### Set task:
Comb the records below for the string "Geschwindigkeit" and copy each line where it turns up.

* Start Dataset excerpts *

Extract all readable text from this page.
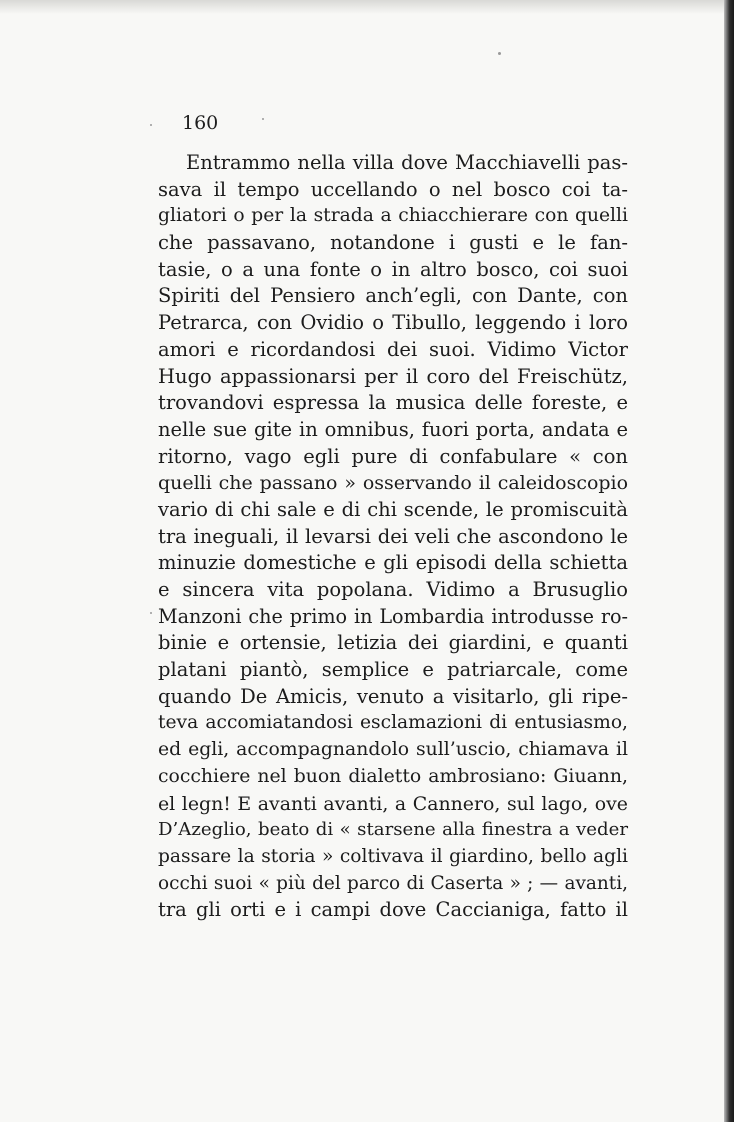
160
Entrammo nella villa dove Macchiavelli pas-
sava il tempo uccellando o nel bosco coi ta-
gliatori o per la strada a chiacchierare con quelli
che passavano, notandone i gusti e le fan-
tasie, o a una fonte o in altro bosco, coi suoi
Spiriti del Pensiero anch’egli, con Dante, con
Petrarca, con Ovidio o Tibullo, leggendo i loro
amori e ricordandosi dei suoi. Vidimo Victor
Hugo appassionarsi per il coro del Freischütz,
trovandovi espressa la musica delle foreste, e
nelle sue gite in omnibus, fuori porta, andata e
ritorno, vago egli pure di confabulare « con
quelli che passano » osservando il caleidoscopio
vario di chi sale e di chi scende, le promiscuità
tra ineguali, il levarsi dei veli che ascondono le
minuzie domestiche e gli episodi della schietta
e sincera vita popolana. Vidimo a Brusuglio
Manzoni che primo in Lombardia introdusse ro-
binie e ortensie, letizia dei giardini, e quanti
platani piantò, semplice e patriarcale, come
quando De Amicis, venuto a visitarlo, gli ripe-
teva accomiatandosi esclamazioni di entusiasmo,
ed egli, accompagnandolo sull’uscio, chiamava il
cocchiere nel buon dialetto ambrosiano: Giuann,
el legn! E avanti avanti, a Cannero, sul lago, ove
D’Azeglio, beato di « starsene alla finestra a veder
passare la storia » coltivava il giardino, bello agli
occhi suoi « più del parco di Caserta » ; — avanti,
tra gli orti e i campi dove Caccianiga, fatto il
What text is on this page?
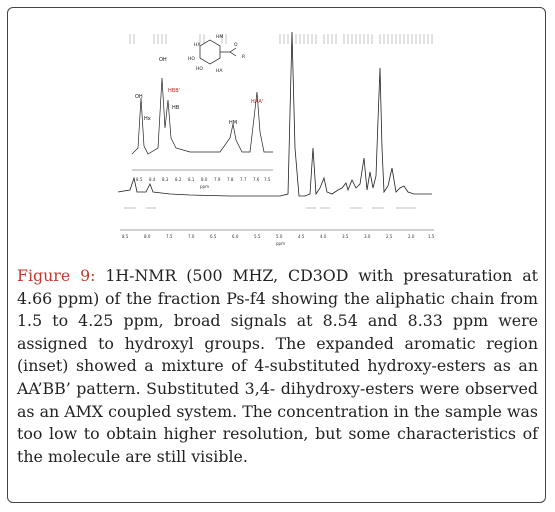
8.5	8.0	7.5	7.0	6.5	6.0	5.5	5.0	4.5	4.0	3.5	3.0	2.5	2.0	1.5
ppm
OH
Hx
OH
HBB'
HB
HM
HAA'
8.5 8.4 8.3 8.2 8.1 8.0 7.9 7.8 7.7 7.6 7.5
ppm
HX
HM
HO
HO	HA
O
R
Figure 9: 1H-NMR (500 MHZ, CD3OD with presaturation at 4.66 ppm) of the fraction Ps-f4 showing the aliphatic chain from 1.5 to 4.25 ppm, broad signals at 8.54 and 8.33 ppm were assigned to hydroxyl groups. The expanded aromatic region (inset) showed a mixture of 4-substituted hydroxy-esters as an AA’BB’ pattern. Substituted 3,4- dihydroxy-esters were observed as an AMX coupled system. The concentration in the sample was too low to obtain higher resolution, but some characteristics of the molecule are still visible.
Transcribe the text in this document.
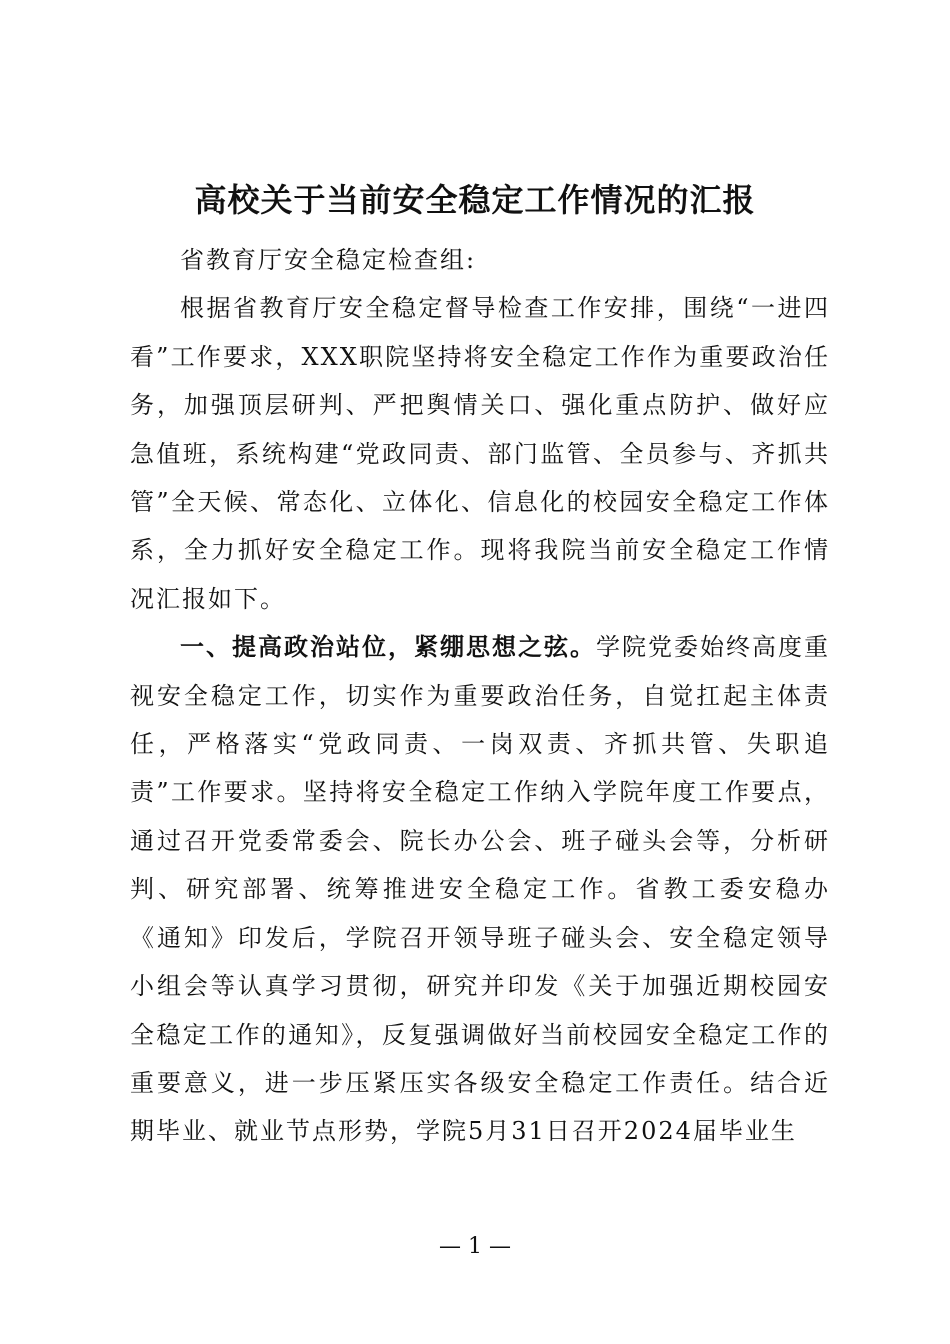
高校关于当前安全稳定工作情况的汇报

省教育厅安全稳定检查组:

根据省教育厅安全稳定督导检查工作安排，围绕“一进四看”工作要求，XXX职院坚持将安全稳定工作作为重要政治任务，加强顶层研判、严把舆情关口、强化重点防护、做好应急值班，系统构建“党政同责、部门监管、全员参与、齐抓共管”全天候、常态化、立体化、信息化的校园安全稳定工作体系，全力抓好安全稳定工作。现将我院当前安全稳定工作情况汇报如下。

一、提高政治站位，紧绷思想之弦。学院党委始终高度重视安全稳定工作，切实作为重要政治任务，自觉扛起主体责任，严格落实“党政同责、一岗双责、齐抓共管、失职追责”工作要求。坚持将安全稳定工作纳入学院年度工作要点，通过召开党委常委会、院长办公会、班子碰头会等，分析研判、研究部署、统筹推进安全稳定工作。省教工委安稳办《通知》印发后，学院召开领导班子碰头会、安全稳定领导小组会等认真学习贯彻，研究并印发《关于加强近期校园安全稳定工作的通知》，反复强调做好当前校园安全稳定工作的重要意义，进一步压紧压实各级安全稳定工作责任。结合近期毕业、就业节点形势，学院5月31日召开2024届毕业生

— 1 —
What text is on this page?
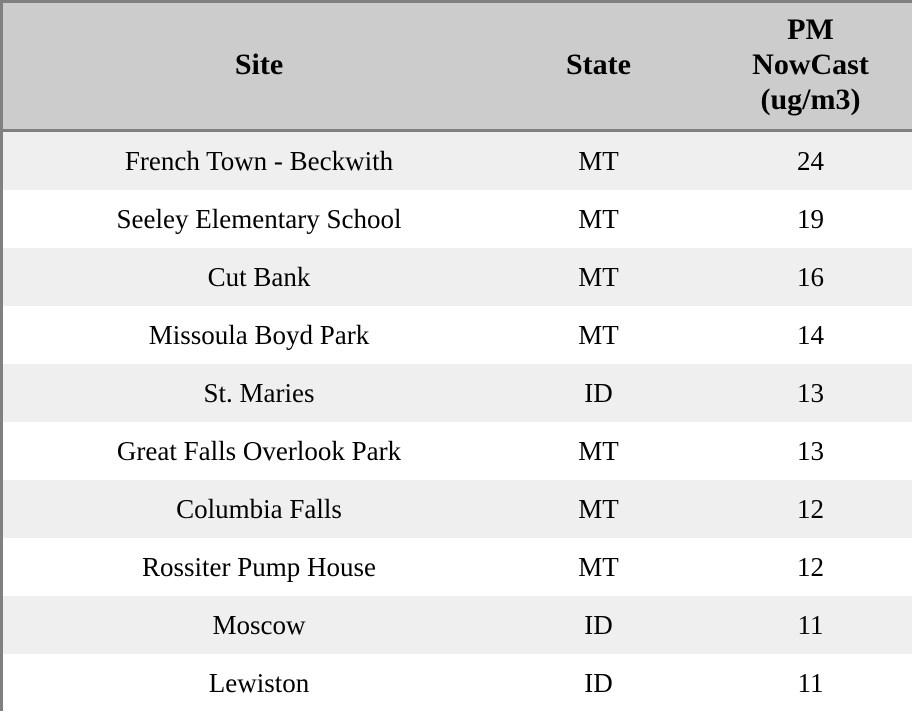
Site	State	PM
NowCast
(ug/m3)

French Town - Beckwith	MT	24
Seeley Elementary School	MT	19
Cut Bank	MT	16
Missoula Boyd Park	MT	14
St. Maries	ID	13
Great Falls Overlook Park	MT	13
Columbia Falls	MT	12
Rossiter Pump House	MT	12
Moscow	ID	11
Lewiston	ID	11
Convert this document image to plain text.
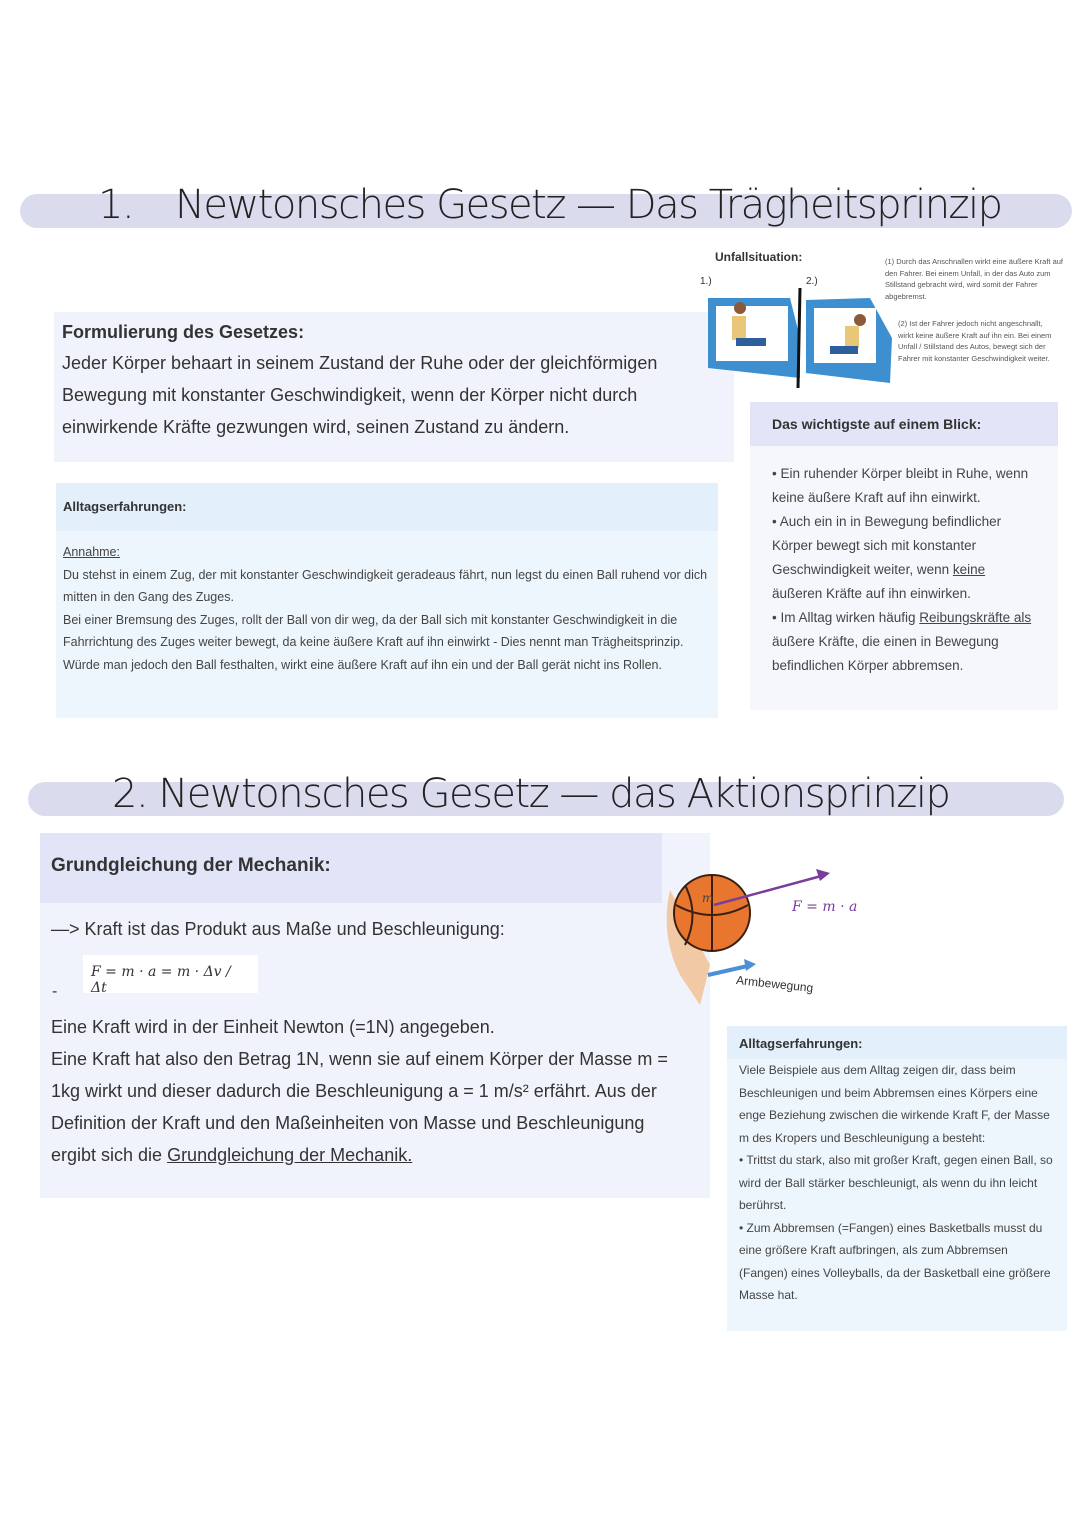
1. Newtonsches Gesetz — Das Trägheitsprinzip
Formulierung des Gesetzes:

Jeder Körper behaart in seinem Zustand der Ruhe oder der gleichförmigen Bewegung mit konstanter Geschwindigkeit, wenn der Körper nicht durch einwirkende Kräfte gezwungen wird, seinen Zustand zu ändern.

Unfallsituation:
1.)	2.)
(1) Durch das Anschnallen wirkt eine äußere Kraft auf den Fahrer. Bei einem Unfall, in der das Auto zum Stillstand gebracht wird, wird somit der Fahrer abgebremst.
(2) Ist der Fahrer jedoch nicht angeschnallt, wirkt keine äußere Kraft auf ihn ein. Bei einem Unfall / Stillstand des Autos, bewegt sich der Fahrer mit konstanter Geschwindigkeit weiter.
Alltagserfahrungen:
Annahme:
Du stehst in einem Zug, der mit konstanter Geschwindigkeit geradeaus fährt, nun legst du einen Ball ruhend vor dich mitten in den Gang des Zuges.
Bei einer Bremsung des Zuges, rollt der Ball von dir weg, da der Ball sich mit konstanter Geschwindigkeit in die Fahrrichtung des Zuges weiter bewegt, da keine äußere Kraft auf ihn einwirkt - Dies nennt man Trägheitsprinzip.
Würde man jedoch den Ball festhalten, wirkt eine äußere Kraft auf ihn ein und der Ball gerät nicht ins Rollen.
Das wichtigste auf einem Blick:
• Ein ruhender Körper bleibt in Ruhe, wenn keine äußere Kraft auf ihn einwirkt.
• Auch ein in in Bewegung befindlicher Körper bewegt sich mit konstanter Geschwindigkeit weiter, wenn keine äußeren Kräfte auf ihn einwirken.
• Im Alltag wirken häufig Reibungskräfte als äußere Kräfte, die einen in Bewegung befindlichen Körper abbremsen.
2. Newtonsches Gesetz — das Aktionsprinzip
Grundgleichung der Mechanik:
—> Kraft ist das Produkt aus Maße und Beschleunigung:
F = m · a = m · Δv / Δt
-
Eine Kraft wird in der Einheit Newton (=1N) angegeben.
Eine Kraft hat also den Betrag 1N, wenn sie auf einem Körper der Masse m = 1kg wirkt und dieser dadurch die Beschleunigung a = 1 m/s² erfährt. Aus der Definition der Kraft und den Maßeinheiten von Masse und Beschleunigung ergibt sich die Grundgleichung der Mechanik.
m
F = m · a
Armbewegung
Alltagserfahrungen:
Viele Beispiele aus dem Alltag zeigen dir, dass beim Beschleunigen und beim Abbremsen eines Körpers eine enge Beziehung zwischen die wirkende Kraft F, der Masse m des Kropers und Beschleunigung a besteht:
• Trittst du stark, also mit großer Kraft, gegen einen Ball, so wird der Ball stärker beschleunigt, als wenn du ihn leicht berührst.
• Zum Abbremsen (=Fangen) eines Basketballs musst du eine größere Kraft aufbringen, als zum Abbremsen (Fangen) eines Volleyballs, da der Basketball eine größere Masse hat.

* End Dataset excerpts *

### The completed task:
Jeder Körper behaart in seinem Zustand der Ruhe oder der gleichförmigen Bewegung mit konstanter Geschwindigkeit, wenn der Körper nicht durch einwirkende Kräfte gezwungen wird, seinen Zustand zu ändern.
(2) Ist der Fahrer jedoch nicht angeschnallt, wirkt keine äußere Kraft auf ihn ein. Bei einem Unfall / Stillstand des Autos, bewegt sich der Fahrer mit konstanter Geschwindigkeit weiter.
Du stehst in einem Zug, der mit konstanter Geschwindigkeit geradeaus fährt, nun legst du einen Ball ruhend vor dich mitten in den Gang des Zuges.
Bei einer Bremsung des Zuges, rollt der Ball von dir weg, da der Ball sich mit konstanter Geschwindigkeit in die Fahrrichtung des Zuges weiter bewegt, da keine äußere Kraft auf ihn einwirkt - Dies nennt man Trägheitsprinzip.
• Auch ein in in Bewegung befindlicher Körper bewegt sich mit konstanter Geschwindigkeit weiter, wenn keine äußeren Kräfte auf ihn einwirken.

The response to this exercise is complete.